──────── Dataset records ────────
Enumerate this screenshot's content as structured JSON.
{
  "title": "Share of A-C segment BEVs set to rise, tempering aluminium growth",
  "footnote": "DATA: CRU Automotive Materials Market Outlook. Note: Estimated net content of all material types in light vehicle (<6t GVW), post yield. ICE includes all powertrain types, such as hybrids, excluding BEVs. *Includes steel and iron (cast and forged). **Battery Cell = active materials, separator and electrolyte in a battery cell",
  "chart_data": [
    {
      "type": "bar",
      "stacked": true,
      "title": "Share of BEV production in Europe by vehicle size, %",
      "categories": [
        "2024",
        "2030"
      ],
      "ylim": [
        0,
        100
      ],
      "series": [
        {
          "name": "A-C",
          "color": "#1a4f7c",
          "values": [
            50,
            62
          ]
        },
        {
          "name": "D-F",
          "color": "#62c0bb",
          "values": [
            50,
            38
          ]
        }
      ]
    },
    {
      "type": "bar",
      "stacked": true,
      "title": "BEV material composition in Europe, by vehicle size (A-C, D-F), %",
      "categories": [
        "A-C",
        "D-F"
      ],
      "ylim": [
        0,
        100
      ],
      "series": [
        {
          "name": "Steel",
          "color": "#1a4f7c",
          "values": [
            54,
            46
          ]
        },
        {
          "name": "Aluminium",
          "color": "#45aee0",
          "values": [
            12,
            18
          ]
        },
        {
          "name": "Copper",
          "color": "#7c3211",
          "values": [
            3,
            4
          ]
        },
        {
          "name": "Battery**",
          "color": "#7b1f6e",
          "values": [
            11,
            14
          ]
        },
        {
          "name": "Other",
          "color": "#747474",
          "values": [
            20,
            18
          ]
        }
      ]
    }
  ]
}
────────
Please set down the whole listing above without altering a single line.

Result of the exercise:
Enumerate this screenshot's content as structured JSON.
{
  "title": "Share of A-C segment BEVs set to rise, tempering aluminium growth",
  "footnote": "DATA: CRU Automotive Materials Market Outlook. Note: Estimated net content of all material types in light vehicle (<6t GVW), post yield. ICE includes all powertrain types, such as hybrids, excluding BEVs. *Includes steel and iron (cast and forged). **Battery Cell = active materials, separator and electrolyte in a battery cell",
  "chart_data": [
    {
      "type": "bar",
      "stacked": true,
      "title": "Share of BEV production in Europe by vehicle size, %",
      "categories": [
        "2024",
        "2030"
      ],
      "ylim": [
        0,
        100
      ],
      "series": [
        {
          "name": "A-C",
          "color": "#1a4f7c",
          "values": [
            50,
            62
          ]
        },
        {
          "name": "D-F",
          "color": "#62c0bb",
          "values": [
            50,
            38
          ]
        }
      ]
    },
    {
      "type": "bar",
      "stacked": true,
      "title": "BEV material composition in Europe, by vehicle size (A-C, D-F), %",
      "categories": [
        "A-C",
        "D-F"
      ],
      "ylim": [
        0,
        100
      ],
      "series": [
        {
          "name": "Steel",
          "color": "#1a4f7c",
          "values": [
            54,
            46
          ]
        },
        {
          "name": "Aluminium",
          "color": "#45aee0",
          "values": [
            12,
            18
          ]
        },
        {
          "name": "Copper",
          "color": "#7c3211",
          "values": [
            3,
            4
          ]
        },
        {
          "name": "Battery**",
          "color": "#7b1f6e",
          "values": [
            11,
            14
          ]
        },
        {
          "name": "Other",
          "color": "#747474",
          "values": [
            20,
            18
          ]
        }
      ]
    }
  ]
}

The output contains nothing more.